- **Work required**:
In the entries that follow, find the word "this" and report each line it is on.

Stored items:
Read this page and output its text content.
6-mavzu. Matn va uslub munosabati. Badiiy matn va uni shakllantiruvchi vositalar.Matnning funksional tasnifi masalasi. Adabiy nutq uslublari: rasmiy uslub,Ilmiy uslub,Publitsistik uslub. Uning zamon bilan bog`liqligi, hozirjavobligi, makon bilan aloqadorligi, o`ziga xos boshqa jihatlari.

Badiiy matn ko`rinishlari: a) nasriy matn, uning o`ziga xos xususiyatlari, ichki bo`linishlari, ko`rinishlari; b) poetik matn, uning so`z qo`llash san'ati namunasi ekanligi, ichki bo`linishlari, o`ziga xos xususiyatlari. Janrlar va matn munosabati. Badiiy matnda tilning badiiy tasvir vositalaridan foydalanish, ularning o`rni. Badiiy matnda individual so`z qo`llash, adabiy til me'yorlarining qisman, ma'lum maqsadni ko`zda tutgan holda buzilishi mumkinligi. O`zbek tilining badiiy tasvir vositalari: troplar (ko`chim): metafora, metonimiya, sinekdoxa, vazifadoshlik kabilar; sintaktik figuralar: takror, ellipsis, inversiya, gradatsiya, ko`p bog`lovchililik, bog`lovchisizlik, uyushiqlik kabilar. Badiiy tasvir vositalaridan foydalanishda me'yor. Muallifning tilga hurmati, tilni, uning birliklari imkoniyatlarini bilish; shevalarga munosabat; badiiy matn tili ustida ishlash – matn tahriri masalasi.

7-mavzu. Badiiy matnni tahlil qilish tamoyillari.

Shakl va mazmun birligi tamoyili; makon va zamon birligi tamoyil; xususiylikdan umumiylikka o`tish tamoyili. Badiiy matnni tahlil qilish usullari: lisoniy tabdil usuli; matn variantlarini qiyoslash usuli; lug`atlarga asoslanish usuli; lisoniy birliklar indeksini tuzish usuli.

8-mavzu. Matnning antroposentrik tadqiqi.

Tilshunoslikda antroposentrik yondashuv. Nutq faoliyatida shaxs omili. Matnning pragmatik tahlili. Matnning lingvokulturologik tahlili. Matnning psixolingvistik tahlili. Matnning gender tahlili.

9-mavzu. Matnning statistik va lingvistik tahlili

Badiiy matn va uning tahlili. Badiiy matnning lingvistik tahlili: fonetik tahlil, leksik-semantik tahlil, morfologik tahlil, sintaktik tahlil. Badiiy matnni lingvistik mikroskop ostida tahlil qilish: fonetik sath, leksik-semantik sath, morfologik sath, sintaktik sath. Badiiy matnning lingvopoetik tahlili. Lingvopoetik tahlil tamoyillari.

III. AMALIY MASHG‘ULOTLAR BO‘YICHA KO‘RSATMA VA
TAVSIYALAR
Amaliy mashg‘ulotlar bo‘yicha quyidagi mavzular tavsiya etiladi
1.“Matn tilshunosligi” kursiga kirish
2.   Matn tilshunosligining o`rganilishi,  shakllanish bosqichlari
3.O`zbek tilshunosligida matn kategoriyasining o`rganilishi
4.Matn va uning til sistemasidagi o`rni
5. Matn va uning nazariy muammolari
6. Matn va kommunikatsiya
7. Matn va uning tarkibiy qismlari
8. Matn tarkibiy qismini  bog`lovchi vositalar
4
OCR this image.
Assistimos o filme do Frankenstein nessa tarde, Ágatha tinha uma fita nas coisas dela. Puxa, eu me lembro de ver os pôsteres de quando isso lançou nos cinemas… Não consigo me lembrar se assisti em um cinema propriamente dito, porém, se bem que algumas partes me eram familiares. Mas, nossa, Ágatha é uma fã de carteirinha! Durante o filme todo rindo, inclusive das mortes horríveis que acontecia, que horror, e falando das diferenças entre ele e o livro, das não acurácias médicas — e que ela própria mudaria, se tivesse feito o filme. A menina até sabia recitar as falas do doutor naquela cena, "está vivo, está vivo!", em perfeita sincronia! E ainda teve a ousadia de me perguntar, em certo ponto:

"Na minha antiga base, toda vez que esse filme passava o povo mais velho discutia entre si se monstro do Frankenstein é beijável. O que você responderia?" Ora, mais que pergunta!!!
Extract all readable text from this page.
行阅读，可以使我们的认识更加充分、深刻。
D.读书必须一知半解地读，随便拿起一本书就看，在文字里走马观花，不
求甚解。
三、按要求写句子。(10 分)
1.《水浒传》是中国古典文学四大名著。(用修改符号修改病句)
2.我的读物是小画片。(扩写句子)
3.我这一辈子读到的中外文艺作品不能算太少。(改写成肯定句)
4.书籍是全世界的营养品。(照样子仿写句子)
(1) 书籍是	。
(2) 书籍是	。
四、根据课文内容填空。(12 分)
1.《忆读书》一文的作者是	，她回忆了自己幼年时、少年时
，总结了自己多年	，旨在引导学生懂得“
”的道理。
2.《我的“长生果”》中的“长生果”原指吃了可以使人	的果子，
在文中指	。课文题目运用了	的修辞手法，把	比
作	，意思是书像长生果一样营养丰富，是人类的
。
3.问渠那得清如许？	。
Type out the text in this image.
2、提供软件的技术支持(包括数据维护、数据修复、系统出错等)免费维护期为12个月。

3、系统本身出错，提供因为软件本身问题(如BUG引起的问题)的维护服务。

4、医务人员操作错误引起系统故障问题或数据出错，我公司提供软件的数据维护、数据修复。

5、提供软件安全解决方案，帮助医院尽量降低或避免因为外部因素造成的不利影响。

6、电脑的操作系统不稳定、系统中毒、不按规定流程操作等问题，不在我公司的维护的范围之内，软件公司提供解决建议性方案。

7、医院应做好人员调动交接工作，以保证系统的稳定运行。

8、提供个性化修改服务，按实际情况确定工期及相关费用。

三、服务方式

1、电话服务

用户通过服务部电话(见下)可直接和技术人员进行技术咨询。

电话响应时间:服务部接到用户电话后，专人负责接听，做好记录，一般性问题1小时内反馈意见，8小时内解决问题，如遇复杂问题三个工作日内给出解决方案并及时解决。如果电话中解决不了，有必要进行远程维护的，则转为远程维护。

- **Written response**:
Read this page and output its text content.
OCR this image.
Extract all readable text from this page.
Type out the text in this image.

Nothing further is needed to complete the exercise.